_COMPITI ASSEGNATI_:
[1] Nell'articolo sulla rivoluzione digitale in Iran, quali piattaforme in persiano di condivisione di link vengono nominate?
[2] Ricopia dall'articolo sulla rivoluzione digitale in Iran il passo che si apre con le parole contenenti "Shirin Ebadi" e si chiude con "siti o blogs.".
──────── ESTRATTO DELLA PAGINA
Articolo di Daniela Zini
“Viaggiare è il più personale dei piaceri. […]”
con questa frase Vita Sackville-West introduce i suoi ricordi di viaggio in Persia.
“[…]
Hame-ye alam tanast va Iran del
Nist qaviyande zin qiyas khejel
[…]”
Nezami Ganjavi, Haft peykar
IX. La rivoluzione digitale
“Il web restituisce all’Iran l’immagine che merita nel mondo. Ve ne è bisogno, perché, mentre i giovani di Tehran si adoperano contro la censura del regime, a Parigi o a Londra, mi accade ancora di sentirmi chiedere se sono l’unica avvocata del mio Paese.”
Shirin Ebadi
La relazione tra internet e dissidenza non data dai blogs. Già, alla fine degli anni 1990, è, in gran parte, grazie a una astuta campagna su internet che i ribelli zapatisti del Sud del Messico poterono attirare l’attenzione della comunità internazionale sulla loro situazione disperata.
Dopo le elezioni presidenziali del 2009, la stampa internazionale si era interessata ai bloggers iraniani, che utilizzavano questo mezzo per far sentire la voce della contestazione. Numerosi erano gli internauti che facevano circolare l’informazione, nonostante la censura, in particolare attraverso Donbaleh e Balatarin, piattaforme in persiano di condivisione di links verso siti o blogs.
Partigiani di Mir-Hossein Mousavi Khameneh come sostenitori di Mahmud Ahmadinejad, tutti avevano aperto blogs sul web.
────────────────
──────── ESTRATTI DEL DATASET
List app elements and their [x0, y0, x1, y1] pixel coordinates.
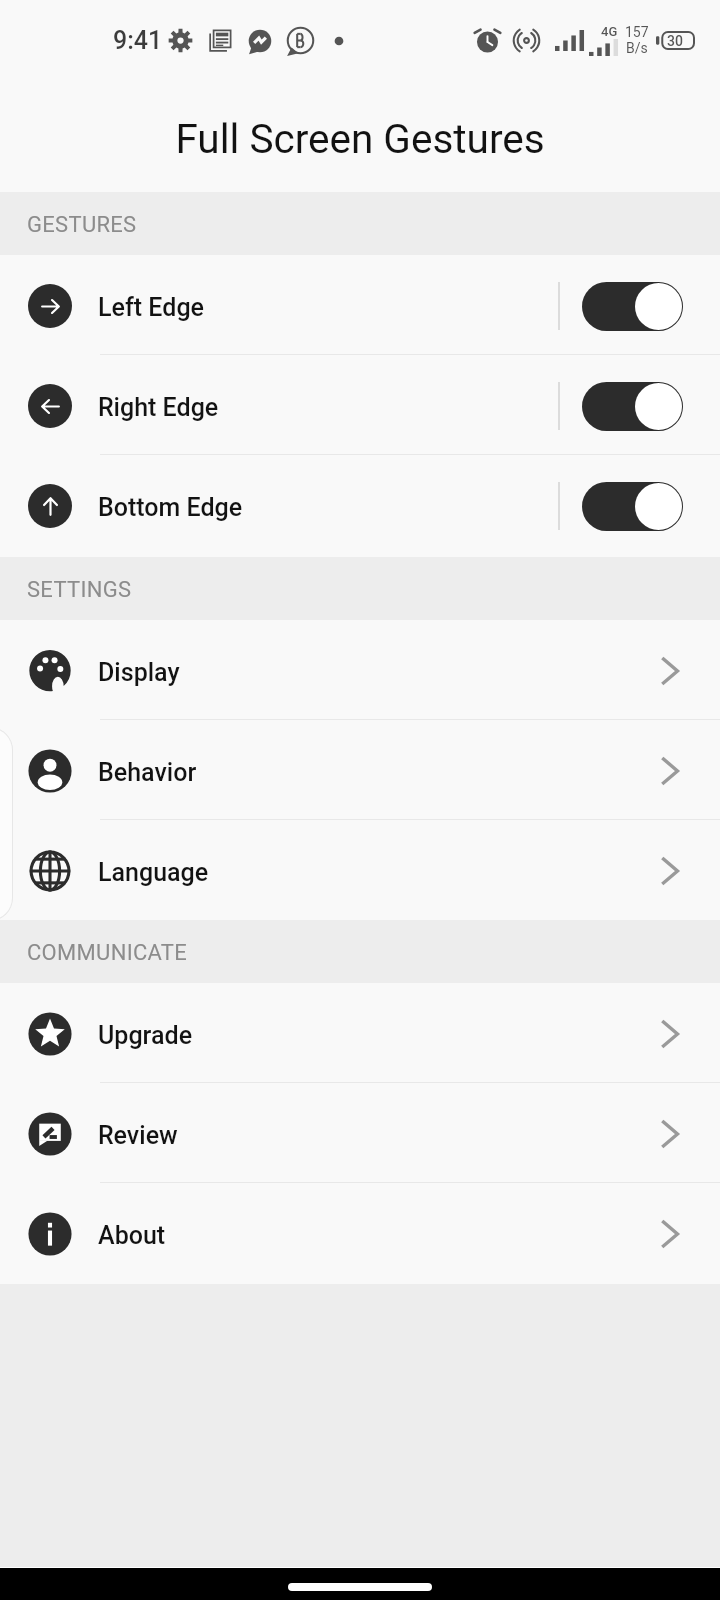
- staticText: Bottom Edge: [98, 493, 243, 522]
- button[interactable]: Display: [0, 620, 720, 720]
- button[interactable]: Left Edge: [0, 255, 720, 355]
- staticText: 9:41: [113, 26, 163, 55]
- staticText: COMMUNICATE: [27, 940, 188, 966]
- button[interactable]: Language: [0, 820, 720, 920]
- staticText: Behavior: [98, 758, 197, 787]
- button[interactable]: Toggle Bottom Edge: [582, 482, 683, 531]
- button[interactable]: Bottom Edge: [0, 455, 720, 555]
- staticText: Left Edge: [98, 293, 204, 322]
- staticText: 30: [667, 33, 683, 49]
- staticText: B/s: [626, 40, 648, 56]
- staticText: 157: [625, 24, 649, 40]
- staticText: Display: [98, 658, 180, 687]
- button[interactable]: Behavior: [0, 720, 720, 820]
- staticText: Right Edge: [98, 393, 219, 422]
- staticText: Review: [98, 1121, 178, 1150]
- button[interactable]: About: [0, 1183, 720, 1283]
- staticText: GESTURES: [27, 212, 137, 238]
- staticText: Full Screen Gestures: [175, 115, 545, 162]
- staticText: Upgrade: [98, 1021, 193, 1050]
- staticText: SETTINGS: [27, 577, 132, 603]
- button[interactable]: Toggle Right Edge: [582, 382, 683, 431]
- staticText: Language: [98, 858, 209, 887]
- staticText: About: [98, 1221, 166, 1250]
- button[interactable]: Toggle Left Edge: [582, 282, 683, 331]
- button[interactable]: Right Edge: [0, 355, 720, 455]
- button[interactable]: Upgrade: [0, 983, 720, 1083]
- staticText: 4G: [601, 24, 618, 39]
- button[interactable]: Review: [0, 1083, 720, 1183]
────────────────
_COMPITI SVOLTI_:
[1] Donbaleh e Balatarin.

[2]
Shirin Ebadi
La relazione tra internet e dissidenza non data dai blogs. Già, alla fine degli anni 1990, è, in gran parte, grazie a una astuta campagna su internet che i ribelli zapatisti del Sud del Messico poterono attirare l’attenzione della comunità internazionale sulla loro situazione disperata.
Dopo le elezioni presidenziali del 2009, la stampa internazionale si era interessata ai bloggers iraniani, che utilizzavano questo mezzo per far sentire la voce della contestazione. Numerosi erano gli internauti che facevano circolare l’informazione, nonostante la censura, in particolare attraverso Donbaleh e Balatarin, piattaforme in persiano di condivisione di links verso siti o blogs.